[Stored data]

■ ■ ■ ■ ■

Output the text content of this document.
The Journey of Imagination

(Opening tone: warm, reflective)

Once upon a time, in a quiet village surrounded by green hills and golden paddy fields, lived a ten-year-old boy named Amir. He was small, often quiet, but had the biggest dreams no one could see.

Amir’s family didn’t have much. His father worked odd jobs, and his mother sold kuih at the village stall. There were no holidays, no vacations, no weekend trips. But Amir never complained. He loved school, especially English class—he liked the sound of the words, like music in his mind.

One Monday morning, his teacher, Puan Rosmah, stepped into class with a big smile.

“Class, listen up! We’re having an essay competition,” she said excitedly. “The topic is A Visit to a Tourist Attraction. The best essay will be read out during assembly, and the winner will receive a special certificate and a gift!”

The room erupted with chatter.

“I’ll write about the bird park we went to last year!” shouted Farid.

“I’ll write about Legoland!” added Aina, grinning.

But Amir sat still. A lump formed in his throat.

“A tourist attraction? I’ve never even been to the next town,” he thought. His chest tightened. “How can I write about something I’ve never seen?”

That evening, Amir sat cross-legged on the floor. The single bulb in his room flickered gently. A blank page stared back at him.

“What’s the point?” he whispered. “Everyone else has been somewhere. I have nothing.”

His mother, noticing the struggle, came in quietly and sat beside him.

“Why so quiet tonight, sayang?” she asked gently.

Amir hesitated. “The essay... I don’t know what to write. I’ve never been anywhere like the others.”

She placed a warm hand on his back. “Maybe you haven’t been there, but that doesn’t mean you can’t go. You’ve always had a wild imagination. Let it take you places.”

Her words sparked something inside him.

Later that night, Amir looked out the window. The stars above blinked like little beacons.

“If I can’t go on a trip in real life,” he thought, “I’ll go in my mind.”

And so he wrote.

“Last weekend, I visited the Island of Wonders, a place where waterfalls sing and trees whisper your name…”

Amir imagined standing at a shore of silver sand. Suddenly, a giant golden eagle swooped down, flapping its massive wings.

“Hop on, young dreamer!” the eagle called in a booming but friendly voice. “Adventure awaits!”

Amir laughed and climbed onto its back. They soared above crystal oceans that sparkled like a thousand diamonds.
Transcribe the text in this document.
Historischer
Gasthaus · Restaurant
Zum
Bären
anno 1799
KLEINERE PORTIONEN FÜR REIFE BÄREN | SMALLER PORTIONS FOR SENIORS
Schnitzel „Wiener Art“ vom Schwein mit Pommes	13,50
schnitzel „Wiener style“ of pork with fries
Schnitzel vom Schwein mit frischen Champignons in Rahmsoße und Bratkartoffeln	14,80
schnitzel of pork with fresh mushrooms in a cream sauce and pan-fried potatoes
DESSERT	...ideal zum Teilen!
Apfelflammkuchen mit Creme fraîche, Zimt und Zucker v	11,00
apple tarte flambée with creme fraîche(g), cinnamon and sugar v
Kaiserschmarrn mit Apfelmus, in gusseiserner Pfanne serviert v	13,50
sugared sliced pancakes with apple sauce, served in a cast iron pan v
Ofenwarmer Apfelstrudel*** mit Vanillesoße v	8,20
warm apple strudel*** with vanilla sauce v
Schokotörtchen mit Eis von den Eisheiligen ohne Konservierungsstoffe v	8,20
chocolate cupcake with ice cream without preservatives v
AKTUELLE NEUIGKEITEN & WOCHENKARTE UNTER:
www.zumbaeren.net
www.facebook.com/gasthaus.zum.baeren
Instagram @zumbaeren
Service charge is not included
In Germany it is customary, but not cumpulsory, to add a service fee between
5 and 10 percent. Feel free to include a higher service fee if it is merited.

■ ■ ■ ■ ■

▸ **Stated task**:
Retype all of the material above with every character intact.

▸ **Result below**:
Output the text content of this document.
The Journey of Imagination

(Opening tone: warm, reflective)

Once upon a time, in a quiet village surrounded by green hills and golden paddy fields, lived a ten-year-old boy named Amir. He was small, often quiet, but had the biggest dreams no one could see.

Amir’s family didn’t have much. His father worked odd jobs, and his mother sold kuih at the village stall. There were no holidays, no vacations, no weekend trips. But Amir never complained. He loved school, especially English class—he liked the sound of the words, like music in his mind.

One Monday morning, his teacher, Puan Rosmah, stepped into class with a big smile.

“Class, listen up! We’re having an essay competition,” she said excitedly. “The topic is A Visit to a Tourist Attraction. The best essay will be read out during assembly, and the winner will receive a special certificate and a gift!”

The room erupted with chatter.

“I’ll write about the bird park we went to last year!” shouted Farid.

“I’ll write about Legoland!” added Aina, grinning.

But Amir sat still. A lump formed in his throat.

“A tourist attraction? I’ve never even been to the next town,” he thought. His chest tightened. “How can I write about something I’ve never seen?”

That evening, Amir sat cross-legged on the floor. The single bulb in his room flickered gently. A blank page stared back at him.

“What’s the point?” he whispered. “Everyone else has been somewhere. I have nothing.”

His mother, noticing the struggle, came in quietly and sat beside him.

“Why so quiet tonight, sayang?” she asked gently.

Amir hesitated. “The essay... I don’t know what to write. I’ve never been anywhere like the others.”

She placed a warm hand on his back. “Maybe you haven’t been there, but that doesn’t mean you can’t go. You’ve always had a wild imagination. Let it take you places.”

Her words sparked something inside him.

Later that night, Amir looked out the window. The stars above blinked like little beacons.

“If I can’t go on a trip in real life,” he thought, “I’ll go in my mind.”

And so he wrote.

“Last weekend, I visited the Island of Wonders, a place where waterfalls sing and trees whisper your name…”

Amir imagined standing at a shore of silver sand. Suddenly, a giant golden eagle swooped down, flapping its massive wings.

“Hop on, young dreamer!” the eagle called in a booming but friendly voice. “Adventure awaits!”

Amir laughed and climbed onto its back. They soared above crystal oceans that sparkled like a thousand diamonds.
Transcribe the text in this document.
Historischer
Gasthaus · Restaurant
Zum
Bären
anno 1799
KLEINERE PORTIONEN FÜR REIFE BÄREN | SMALLER PORTIONS FOR SENIORS
Schnitzel „Wiener Art“ vom Schwein mit Pommes	13,50
schnitzel „Wiener style“ of pork with fries
Schnitzel vom Schwein mit frischen Champignons in Rahmsoße und Bratkartoffeln	14,80
schnitzel of pork with fresh mushrooms in a cream sauce and pan-fried potatoes
DESSERT	...ideal zum Teilen!
Apfelflammkuchen mit Creme fraîche, Zimt und Zucker v	11,00
apple tarte flambée with creme fraîche(g), cinnamon and sugar v
Kaiserschmarrn mit Apfelmus, in gusseiserner Pfanne serviert v	13,50
sugared sliced pancakes with apple sauce, served in a cast iron pan v
Ofenwarmer Apfelstrudel*** mit Vanillesoße v	8,20
warm apple strudel*** with vanilla sauce v
Schokotörtchen mit Eis von den Eisheiligen ohne Konservierungsstoffe v	8,20
chocolate cupcake with ice cream without preservatives v
AKTUELLE NEUIGKEITEN & WOCHENKARTE UNTER:
www.zumbaeren.net
www.facebook.com/gasthaus.zum.baeren
Instagram @zumbaeren
Service charge is not included
In Germany it is customary, but not cumpulsory, to add a service fee between
5 and 10 percent. Feel free to include a higher service fee if it is merited.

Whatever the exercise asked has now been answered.